Brief:
Return the entries verbatim and drop every picture.

Stored entries:
▬▬▬

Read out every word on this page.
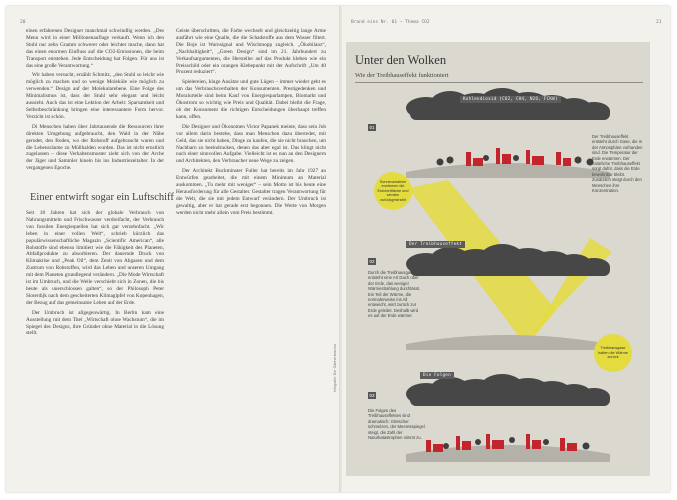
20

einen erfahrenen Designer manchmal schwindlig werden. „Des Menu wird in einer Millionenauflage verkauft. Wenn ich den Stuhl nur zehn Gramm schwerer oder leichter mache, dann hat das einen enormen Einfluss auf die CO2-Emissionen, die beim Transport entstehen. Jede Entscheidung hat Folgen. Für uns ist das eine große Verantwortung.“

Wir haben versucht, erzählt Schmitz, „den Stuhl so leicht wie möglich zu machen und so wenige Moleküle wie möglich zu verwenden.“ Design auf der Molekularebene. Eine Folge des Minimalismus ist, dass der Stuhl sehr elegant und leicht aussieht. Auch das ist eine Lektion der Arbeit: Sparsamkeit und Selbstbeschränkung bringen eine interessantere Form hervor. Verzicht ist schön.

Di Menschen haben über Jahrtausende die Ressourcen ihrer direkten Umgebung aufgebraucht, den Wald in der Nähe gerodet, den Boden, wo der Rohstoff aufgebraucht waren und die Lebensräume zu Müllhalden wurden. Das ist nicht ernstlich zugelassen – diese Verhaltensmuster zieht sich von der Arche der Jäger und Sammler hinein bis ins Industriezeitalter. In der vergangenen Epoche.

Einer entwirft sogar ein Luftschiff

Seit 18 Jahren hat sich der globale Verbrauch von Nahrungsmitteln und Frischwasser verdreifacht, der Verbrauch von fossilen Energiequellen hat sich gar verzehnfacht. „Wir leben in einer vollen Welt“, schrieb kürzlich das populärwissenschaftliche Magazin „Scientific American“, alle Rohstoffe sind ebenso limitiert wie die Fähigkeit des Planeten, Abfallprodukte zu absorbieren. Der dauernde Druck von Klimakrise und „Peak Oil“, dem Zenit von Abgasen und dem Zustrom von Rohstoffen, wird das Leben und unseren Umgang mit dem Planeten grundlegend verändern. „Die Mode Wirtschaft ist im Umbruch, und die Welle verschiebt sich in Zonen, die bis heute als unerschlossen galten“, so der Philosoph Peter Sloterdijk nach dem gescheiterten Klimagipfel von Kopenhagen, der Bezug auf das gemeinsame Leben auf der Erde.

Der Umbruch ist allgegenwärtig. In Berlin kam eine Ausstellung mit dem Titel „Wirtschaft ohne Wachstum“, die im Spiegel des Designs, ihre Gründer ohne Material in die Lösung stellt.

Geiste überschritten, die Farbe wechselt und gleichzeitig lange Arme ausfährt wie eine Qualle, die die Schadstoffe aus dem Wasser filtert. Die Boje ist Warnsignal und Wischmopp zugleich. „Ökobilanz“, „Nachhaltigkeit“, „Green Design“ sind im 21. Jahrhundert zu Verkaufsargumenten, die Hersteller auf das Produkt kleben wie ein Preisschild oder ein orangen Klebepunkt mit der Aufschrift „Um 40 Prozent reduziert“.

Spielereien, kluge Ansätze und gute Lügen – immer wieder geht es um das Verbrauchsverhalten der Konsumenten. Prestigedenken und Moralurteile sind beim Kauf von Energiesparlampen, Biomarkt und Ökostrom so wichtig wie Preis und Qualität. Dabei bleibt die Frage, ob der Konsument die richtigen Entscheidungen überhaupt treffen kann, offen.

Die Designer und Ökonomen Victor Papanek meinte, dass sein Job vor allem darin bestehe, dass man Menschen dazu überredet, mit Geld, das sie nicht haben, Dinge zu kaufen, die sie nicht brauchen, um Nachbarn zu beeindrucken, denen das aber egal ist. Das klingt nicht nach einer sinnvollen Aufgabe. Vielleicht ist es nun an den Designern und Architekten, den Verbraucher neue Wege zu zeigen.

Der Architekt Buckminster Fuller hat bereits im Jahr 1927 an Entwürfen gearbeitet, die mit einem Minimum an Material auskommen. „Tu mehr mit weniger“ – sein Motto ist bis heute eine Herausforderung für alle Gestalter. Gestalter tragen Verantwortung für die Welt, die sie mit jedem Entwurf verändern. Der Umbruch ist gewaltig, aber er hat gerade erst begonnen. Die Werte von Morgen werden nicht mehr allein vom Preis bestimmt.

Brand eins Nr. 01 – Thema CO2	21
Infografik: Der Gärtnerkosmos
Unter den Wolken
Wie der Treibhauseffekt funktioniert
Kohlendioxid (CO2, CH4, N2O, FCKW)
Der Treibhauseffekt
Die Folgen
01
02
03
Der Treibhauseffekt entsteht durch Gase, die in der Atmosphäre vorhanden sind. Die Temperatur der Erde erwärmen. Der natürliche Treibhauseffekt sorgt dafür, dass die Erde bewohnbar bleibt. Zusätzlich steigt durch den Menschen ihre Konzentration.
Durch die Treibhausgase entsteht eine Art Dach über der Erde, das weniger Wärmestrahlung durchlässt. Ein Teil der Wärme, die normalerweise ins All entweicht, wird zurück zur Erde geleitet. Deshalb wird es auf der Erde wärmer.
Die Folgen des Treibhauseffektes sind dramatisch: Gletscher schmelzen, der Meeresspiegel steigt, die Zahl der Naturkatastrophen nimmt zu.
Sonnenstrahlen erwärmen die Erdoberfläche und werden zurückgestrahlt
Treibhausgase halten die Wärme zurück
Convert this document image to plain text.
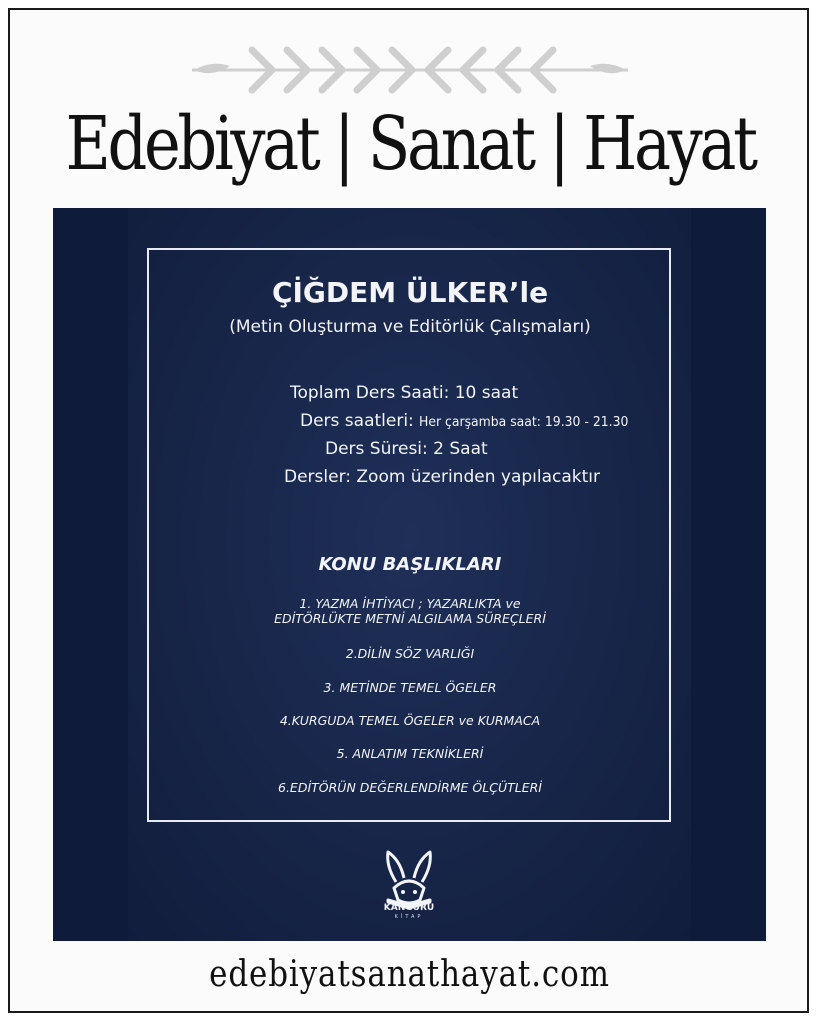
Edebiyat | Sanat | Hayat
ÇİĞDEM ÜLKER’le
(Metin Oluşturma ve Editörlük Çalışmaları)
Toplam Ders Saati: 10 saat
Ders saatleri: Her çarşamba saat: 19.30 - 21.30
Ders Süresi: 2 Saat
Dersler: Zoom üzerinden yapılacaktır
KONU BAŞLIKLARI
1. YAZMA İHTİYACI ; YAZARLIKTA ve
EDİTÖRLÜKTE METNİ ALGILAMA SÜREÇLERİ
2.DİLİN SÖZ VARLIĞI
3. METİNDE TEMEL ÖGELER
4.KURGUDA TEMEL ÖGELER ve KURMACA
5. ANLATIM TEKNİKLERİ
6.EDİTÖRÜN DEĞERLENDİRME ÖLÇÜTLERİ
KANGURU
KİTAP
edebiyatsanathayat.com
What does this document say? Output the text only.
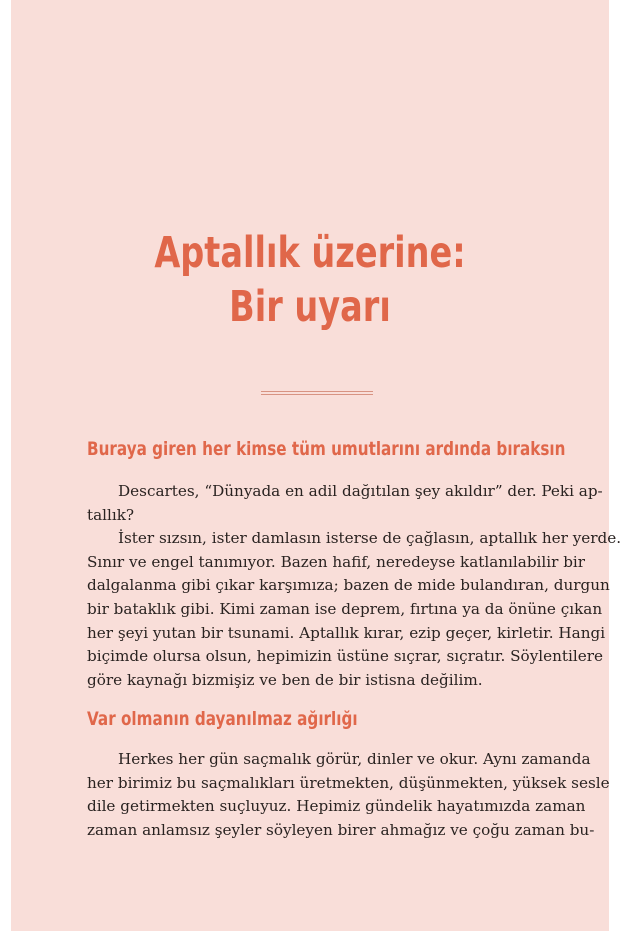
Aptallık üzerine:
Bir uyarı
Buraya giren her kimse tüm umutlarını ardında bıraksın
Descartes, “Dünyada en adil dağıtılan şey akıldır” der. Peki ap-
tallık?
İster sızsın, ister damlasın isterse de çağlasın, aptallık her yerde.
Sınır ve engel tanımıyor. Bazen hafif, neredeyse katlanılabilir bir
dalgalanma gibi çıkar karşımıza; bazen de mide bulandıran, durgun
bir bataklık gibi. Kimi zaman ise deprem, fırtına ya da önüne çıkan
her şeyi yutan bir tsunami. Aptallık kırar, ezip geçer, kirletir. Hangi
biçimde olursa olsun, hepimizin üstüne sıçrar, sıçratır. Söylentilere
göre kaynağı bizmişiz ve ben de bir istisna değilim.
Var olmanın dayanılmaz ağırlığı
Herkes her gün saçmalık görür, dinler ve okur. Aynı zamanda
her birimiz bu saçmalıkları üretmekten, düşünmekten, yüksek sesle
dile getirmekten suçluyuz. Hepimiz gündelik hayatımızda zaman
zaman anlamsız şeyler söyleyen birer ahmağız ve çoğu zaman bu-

▬▬▬

Problem solution:
Read out every word on this page.
20

einen erfahrenen Designer manchmal schwindlig werden. „Des Menu wird in einer Millionenauflage verkauft. Wenn ich den Stuhl nur zehn Gramm schwerer oder leichter mache, dann hat das einen enormen Einfluss auf die CO2-Emissionen, die beim Transport entstehen. Jede Entscheidung hat Folgen. Für uns ist das eine große Verantwortung.“

Wir haben versucht, erzählt Schmitz, „den Stuhl so leicht wie möglich zu machen und so wenige Moleküle wie möglich zu verwenden.“ Design auf der Molekularebene. Eine Folge des Minimalismus ist, dass der Stuhl sehr elegant und leicht aussieht. Auch das ist eine Lektion der Arbeit: Sparsamkeit und Selbstbeschränkung bringen eine interessantere Form hervor. Verzicht ist schön.

Di Menschen haben über Jahrtausende die Ressourcen ihrer direkten Umgebung aufgebraucht, den Wald in der Nähe gerodet, den Boden, wo der Rohstoff aufgebraucht waren und die Lebensräume zu Müllhalden wurden. Das ist nicht ernstlich zugelassen – diese Verhaltensmuster zieht sich von der Arche der Jäger und Sammler hinein bis ins Industriezeitalter. In der vergangenen Epoche.

Einer entwirft sogar ein Luftschiff

Seit 18 Jahren hat sich der globale Verbrauch von Nahrungsmitteln und Frischwasser verdreifacht, der Verbrauch von fossilen Energiequellen hat sich gar verzehnfacht. „Wir leben in einer vollen Welt“, schrieb kürzlich das populärwissenschaftliche Magazin „Scientific American“, alle Rohstoffe sind ebenso limitiert wie die Fähigkeit des Planeten, Abfallprodukte zu absorbieren. Der dauernde Druck von Klimakrise und „Peak Oil“, dem Zenit von Abgasen und dem Zustrom von Rohstoffen, wird das Leben und unseren Umgang mit dem Planeten grundlegend verändern. „Die Mode Wirtschaft ist im Umbruch, und die Welle verschiebt sich in Zonen, die bis heute als unerschlossen galten“, so der Philosoph Peter Sloterdijk nach dem gescheiterten Klimagipfel von Kopenhagen, der Bezug auf das gemeinsame Leben auf der Erde.

Der Umbruch ist allgegenwärtig. In Berlin kam eine Ausstellung mit dem Titel „Wirtschaft ohne Wachstum“, die im Spiegel des Designs, ihre Gründer ohne Material in die Lösung stellt.

Geiste überschritten, die Farbe wechselt und gleichzeitig lange Arme ausfährt wie eine Qualle, die die Schadstoffe aus dem Wasser filtert. Die Boje ist Warnsignal und Wischmopp zugleich. „Ökobilanz“, „Nachhaltigkeit“, „Green Design“ sind im 21. Jahrhundert zu Verkaufsargumenten, die Hersteller auf das Produkt kleben wie ein Preisschild oder ein orangen Klebepunkt mit der Aufschrift „Um 40 Prozent reduziert“.

Spielereien, kluge Ansätze und gute Lügen – immer wieder geht es um das Verbrauchsverhalten der Konsumenten. Prestigedenken und Moralurteile sind beim Kauf von Energiesparlampen, Biomarkt und Ökostrom so wichtig wie Preis und Qualität. Dabei bleibt die Frage, ob der Konsument die richtigen Entscheidungen überhaupt treffen kann, offen.

Die Designer und Ökonomen Victor Papanek meinte, dass sein Job vor allem darin bestehe, dass man Menschen dazu überredet, mit Geld, das sie nicht haben, Dinge zu kaufen, die sie nicht brauchen, um Nachbarn zu beeindrucken, denen das aber egal ist. Das klingt nicht nach einer sinnvollen Aufgabe. Vielleicht ist es nun an den Designern und Architekten, den Verbraucher neue Wege zu zeigen.

Der Architekt Buckminster Fuller hat bereits im Jahr 1927 an Entwürfen gearbeitet, die mit einem Minimum an Material auskommen. „Tu mehr mit weniger“ – sein Motto ist bis heute eine Herausforderung für alle Gestalter. Gestalter tragen Verantwortung für die Welt, die sie mit jedem Entwurf verändern. Der Umbruch ist gewaltig, aber er hat gerade erst begonnen. Die Werte von Morgen werden nicht mehr allein vom Preis bestimmt.

Brand eins Nr. 01 – Thema CO2	21
Infografik: Der Gärtnerkosmos
Unter den Wolken
Wie der Treibhauseffekt funktioniert
Kohlendioxid (CO2, CH4, N2O, FCKW)
Der Treibhauseffekt
Die Folgen
01
02
03
Der Treibhauseffekt entsteht durch Gase, die in der Atmosphäre vorhanden sind. Die Temperatur der Erde erwärmen. Der natürliche Treibhauseffekt sorgt dafür, dass die Erde bewohnbar bleibt. Zusätzlich steigt durch den Menschen ihre Konzentration.
Durch die Treibhausgase entsteht eine Art Dach über der Erde, das weniger Wärmestrahlung durchlässt. Ein Teil der Wärme, die normalerweise ins All entweicht, wird zurück zur Erde geleitet. Deshalb wird es auf der Erde wärmer.
Die Folgen des Treibhauseffektes sind dramatisch: Gletscher schmelzen, der Meeresspiegel steigt, die Zahl der Naturkatastrophen nimmt zu.
Sonnenstrahlen erwärmen die Erdoberfläche und werden zurückgestrahlt
Treibhausgase halten die Wärme zurück
Convert this document image to plain text.
Edebiyat | Sanat | Hayat
ÇİĞDEM ÜLKER’le
(Metin Oluşturma ve Editörlük Çalışmaları)
Toplam Ders Saati: 10 saat
Ders saatleri: Her çarşamba saat: 19.30 - 21.30
Ders Süresi: 2 Saat
Dersler: Zoom üzerinden yapılacaktır
KONU BAŞLIKLARI
1. YAZMA İHTİYACI ; YAZARLIKTA ve
EDİTÖRLÜKTE METNİ ALGILAMA SÜREÇLERİ
2.DİLİN SÖZ VARLIĞI
3. METİNDE TEMEL ÖGELER
4.KURGUDA TEMEL ÖGELER ve KURMACA
5. ANLATIM TEKNİKLERİ
6.EDİTÖRÜN DEĞERLENDİRME ÖLÇÜTLERİ
KANGURU
KİTAP
edebiyatsanathayat.com
What does this document say? Output the text only.
Aptallık üzerine:
Bir uyarı
Buraya giren her kimse tüm umutlarını ardında bıraksın
Descartes, “Dünyada en adil dağıtılan şey akıldır” der. Peki ap-
tallık?
İster sızsın, ister damlasın isterse de çağlasın, aptallık her yerde.
Sınır ve engel tanımıyor. Bazen hafif, neredeyse katlanılabilir bir
dalgalanma gibi çıkar karşımıza; bazen de mide bulandıran, durgun
bir bataklık gibi. Kimi zaman ise deprem, fırtına ya da önüne çıkan
her şeyi yutan bir tsunami. Aptallık kırar, ezip geçer, kirletir. Hangi
biçimde olursa olsun, hepimizin üstüne sıçrar, sıçratır. Söylentilere
göre kaynağı bizmişiz ve ben de bir istisna değilim.
Var olmanın dayanılmaz ağırlığı
Herkes her gün saçmalık görür, dinler ve okur. Aynı zamanda
her birimiz bu saçmalıkları üretmekten, düşünmekten, yüksek sesle
dile getirmekten suçluyuz. Hepimiz gündelik hayatımızda zaman
zaman anlamsız şeyler söyleyen birer ahmağız ve çoğu zaman bu-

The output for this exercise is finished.